• TEXTO DO DOCUMENTO:
# # #

Dos espelhos a que Assayas recorre para contar a história, o principal, evidentemente, é o jogo jovem/velha que se estabelece entre Maria Enders e sua assistente, Valentine - muito bem interpretada no filme por Kristen Stewart. Enquanto passam em Sils Maria o texto da peça, Valentine e Maria se confundem com as personagens da obra de Melchior. Que a patroa e a assistente já tenham se relacionado amorosamente antes é uma menção caprichosa que Assayas faz para deixar a imagem espelhada mais transparente.

Aos poucos, no acúmulo dessas pequenas simplificações (Maria se sente sozinha porque de fato ficou só, Maria e Valentine se sentem atraídas porque já se envolveram antes), fica a impressão de que Acima das Nuvens é um filme que elabora questões complexas mas se contenta com soluções imediatas.

Ainda assim, o jogo de duplos se sustenta, e talvez o melhor deles seja o da vida "real" em oposição à vida "acima das nuvens". Valentine repete o tempo todo essa expressão, "vida real", para falar das fofocas na web, do que repercute nos tabloides, para falar de personas públicas, enfim. Maria começa o filme enebriada por essa "vida real", uma vida urgente, sacudindo no trem na cena que abre o filme, a vida dos ensaios fotográficos, da imagem como uma verdade incontestável (e Maria permanece bela, não haveria com que se preocupar, nesse sentido).

# # #

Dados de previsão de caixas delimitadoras
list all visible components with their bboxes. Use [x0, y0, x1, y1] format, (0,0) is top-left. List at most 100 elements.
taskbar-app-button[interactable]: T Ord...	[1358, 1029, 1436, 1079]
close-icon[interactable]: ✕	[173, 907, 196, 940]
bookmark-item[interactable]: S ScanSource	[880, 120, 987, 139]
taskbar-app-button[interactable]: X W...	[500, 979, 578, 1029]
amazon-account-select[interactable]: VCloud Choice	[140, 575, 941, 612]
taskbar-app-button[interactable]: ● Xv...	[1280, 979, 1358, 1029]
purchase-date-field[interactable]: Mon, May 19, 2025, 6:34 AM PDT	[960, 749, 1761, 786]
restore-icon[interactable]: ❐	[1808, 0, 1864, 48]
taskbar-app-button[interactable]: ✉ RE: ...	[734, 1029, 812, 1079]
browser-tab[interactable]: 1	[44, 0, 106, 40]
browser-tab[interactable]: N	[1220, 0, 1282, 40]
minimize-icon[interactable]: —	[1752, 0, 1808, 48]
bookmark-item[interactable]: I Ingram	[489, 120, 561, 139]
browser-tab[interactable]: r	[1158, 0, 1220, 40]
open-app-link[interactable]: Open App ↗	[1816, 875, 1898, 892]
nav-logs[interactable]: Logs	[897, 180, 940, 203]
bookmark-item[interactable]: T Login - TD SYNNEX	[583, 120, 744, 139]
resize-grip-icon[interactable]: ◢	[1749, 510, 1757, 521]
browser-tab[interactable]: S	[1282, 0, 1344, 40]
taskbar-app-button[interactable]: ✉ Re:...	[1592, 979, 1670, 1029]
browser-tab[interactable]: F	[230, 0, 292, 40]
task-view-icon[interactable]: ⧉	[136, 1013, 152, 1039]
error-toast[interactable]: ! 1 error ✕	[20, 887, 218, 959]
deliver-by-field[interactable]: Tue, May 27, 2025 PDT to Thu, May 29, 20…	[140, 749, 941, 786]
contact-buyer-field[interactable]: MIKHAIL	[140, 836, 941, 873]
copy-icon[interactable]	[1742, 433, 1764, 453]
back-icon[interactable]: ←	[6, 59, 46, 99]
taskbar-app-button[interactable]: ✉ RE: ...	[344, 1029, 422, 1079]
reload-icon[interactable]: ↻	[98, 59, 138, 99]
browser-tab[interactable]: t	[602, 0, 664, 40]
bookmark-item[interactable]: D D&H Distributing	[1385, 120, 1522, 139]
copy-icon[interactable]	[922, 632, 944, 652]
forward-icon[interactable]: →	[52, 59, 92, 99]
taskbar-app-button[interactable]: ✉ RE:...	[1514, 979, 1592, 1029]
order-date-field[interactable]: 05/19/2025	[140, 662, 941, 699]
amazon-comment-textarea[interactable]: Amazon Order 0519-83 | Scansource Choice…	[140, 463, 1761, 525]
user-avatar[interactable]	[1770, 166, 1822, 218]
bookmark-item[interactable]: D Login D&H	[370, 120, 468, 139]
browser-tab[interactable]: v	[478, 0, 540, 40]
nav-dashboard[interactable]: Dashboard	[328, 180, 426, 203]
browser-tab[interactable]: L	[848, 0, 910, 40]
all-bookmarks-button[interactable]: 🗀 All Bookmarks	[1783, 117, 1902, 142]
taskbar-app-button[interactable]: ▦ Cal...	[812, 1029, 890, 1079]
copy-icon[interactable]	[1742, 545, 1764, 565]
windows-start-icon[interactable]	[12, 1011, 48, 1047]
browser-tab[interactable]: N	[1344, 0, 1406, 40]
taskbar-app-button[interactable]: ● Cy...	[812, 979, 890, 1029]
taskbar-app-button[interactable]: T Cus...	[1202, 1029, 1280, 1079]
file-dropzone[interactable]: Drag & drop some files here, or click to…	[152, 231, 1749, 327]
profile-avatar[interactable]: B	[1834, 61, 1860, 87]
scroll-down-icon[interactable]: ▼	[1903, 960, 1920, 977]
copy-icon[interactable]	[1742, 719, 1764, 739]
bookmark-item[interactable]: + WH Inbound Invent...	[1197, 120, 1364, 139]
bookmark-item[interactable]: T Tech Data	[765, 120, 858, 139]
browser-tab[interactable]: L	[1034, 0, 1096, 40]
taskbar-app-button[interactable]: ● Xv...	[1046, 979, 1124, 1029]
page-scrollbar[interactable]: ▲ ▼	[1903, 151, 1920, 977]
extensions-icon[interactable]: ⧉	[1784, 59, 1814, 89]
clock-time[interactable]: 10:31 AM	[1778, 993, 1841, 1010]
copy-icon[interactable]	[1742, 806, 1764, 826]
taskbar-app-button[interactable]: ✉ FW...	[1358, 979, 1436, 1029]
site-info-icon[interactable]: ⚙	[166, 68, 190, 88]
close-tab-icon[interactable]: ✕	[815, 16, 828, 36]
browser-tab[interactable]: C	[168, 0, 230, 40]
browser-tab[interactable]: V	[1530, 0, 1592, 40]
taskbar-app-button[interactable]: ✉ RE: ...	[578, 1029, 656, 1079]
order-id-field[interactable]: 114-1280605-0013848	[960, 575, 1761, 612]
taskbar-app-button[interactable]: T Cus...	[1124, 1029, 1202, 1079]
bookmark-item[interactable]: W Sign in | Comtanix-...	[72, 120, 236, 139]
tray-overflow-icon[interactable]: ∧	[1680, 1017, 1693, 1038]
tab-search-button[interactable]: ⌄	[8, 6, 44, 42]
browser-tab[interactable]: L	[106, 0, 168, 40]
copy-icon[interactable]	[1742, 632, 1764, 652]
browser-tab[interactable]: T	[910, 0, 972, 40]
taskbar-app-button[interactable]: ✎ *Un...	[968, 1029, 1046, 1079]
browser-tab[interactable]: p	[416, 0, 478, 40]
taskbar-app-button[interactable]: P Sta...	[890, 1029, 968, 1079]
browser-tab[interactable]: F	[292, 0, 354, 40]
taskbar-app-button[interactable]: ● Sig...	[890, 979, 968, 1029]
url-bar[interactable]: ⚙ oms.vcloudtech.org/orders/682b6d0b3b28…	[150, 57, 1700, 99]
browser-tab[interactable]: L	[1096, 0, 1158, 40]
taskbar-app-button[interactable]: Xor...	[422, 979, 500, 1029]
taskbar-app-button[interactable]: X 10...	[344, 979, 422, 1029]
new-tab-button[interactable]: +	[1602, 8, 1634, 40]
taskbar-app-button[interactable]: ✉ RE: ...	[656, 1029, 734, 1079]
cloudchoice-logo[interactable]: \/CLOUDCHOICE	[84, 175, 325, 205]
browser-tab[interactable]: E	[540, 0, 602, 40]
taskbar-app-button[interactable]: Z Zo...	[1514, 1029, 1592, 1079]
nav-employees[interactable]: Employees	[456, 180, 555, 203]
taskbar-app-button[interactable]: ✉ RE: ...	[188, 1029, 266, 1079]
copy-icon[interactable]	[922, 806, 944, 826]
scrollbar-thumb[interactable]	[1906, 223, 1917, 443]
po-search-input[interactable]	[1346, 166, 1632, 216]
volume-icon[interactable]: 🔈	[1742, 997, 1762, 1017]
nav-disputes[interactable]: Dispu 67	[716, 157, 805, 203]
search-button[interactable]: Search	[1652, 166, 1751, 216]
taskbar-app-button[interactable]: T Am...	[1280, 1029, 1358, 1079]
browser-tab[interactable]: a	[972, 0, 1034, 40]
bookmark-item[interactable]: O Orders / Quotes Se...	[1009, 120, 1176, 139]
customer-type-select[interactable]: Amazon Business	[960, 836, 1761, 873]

# # #

• TAREFA 1:
Transcreva o trecho do texto sobre o filme Acima das Nuvens entre "Dos espelhos a" e "com soluções imediatas.", inclusive.
• TAREFA 2:
Dê prosseguimento ao texto sobre o filme Acima das Nuvens, começando logo após a última frase apresentada.
Não é preciso consultar os registros.

• RESPOSTA ESPERADA 1:
Dos espelhos a que Assayas recorre para contar a história, o principal, evidentemente, é o jogo jovem/velha que se estabelece entre Maria Enders e sua assistente, Valentine - muito bem interpretada no filme por Kristen Stewart. Enquanto passam em Sils Maria o texto da peça, Valentine e Maria se confundem com as personagens da obra de Melchior. Que a patroa e a assistente já tenham se relacionado amorosamente antes é uma menção caprichosa que Assayas faz para deixar a imagem espelhada mais transparente.

Aos poucos, no acúmulo dessas pequenas simplificações (Maria se sente sozinha porque de fato ficou só, Maria e Valentine se sentem atraídas porque já se envolveram antes), fica a impressão de que Acima das Nuvens é um filme que elabora questões complexas mas se contenta com soluções imediatas.

• RESPOSTA ESPERADA 2:
Mas há uma outra vida que corre em paralelo; os planos que mostram o corpo do suicida sendo recolhido, e a viúva conversando com a polícia, são importantíssimos no começo do filme, para estabelecer a contraposição. Assayas primeiro filma essa vida paralela, nas nuvens, com sua câmera à distância, como se aqueles eventos (o corpo congelado, o reconhecimento da polícia) não tivessem o mesmo peso, a mesma importância, que um retrato de Maria Enders.

É a partir do seu retiro nas nuvens de Sils Maria, na segunda parte do filme, que Maria descobre que a imagem não é uma verdade incontestável - talvez não seja sequer uma verdade. Há nos Alpes um aspecto imaterial, naquela passagem do vento que mal forma um corpo de nuvens, mas há ali também a certeza do mundo físico, do tato: queimar papéis na fogueira, experimentar na pele a água gelada do lago. Enquanto isso, na "vida real", sonhamos com ficções do futuro e buscamos no Google as imagens dos nossos mortos.

No fim, embora Acima das Nuvens trate de projeções e espelhos no seu jogo de metalinguagem, trate da busca de uma compreensão por meio da arte, Assayas não negligencia o que no mundo há de descomplicado, como a visão de um corpo jovem nu numa cama - um dos momentos em que Maria Enders vê se manifestar diante de si o tempo mais cruel e mais honesto, o tempo presente.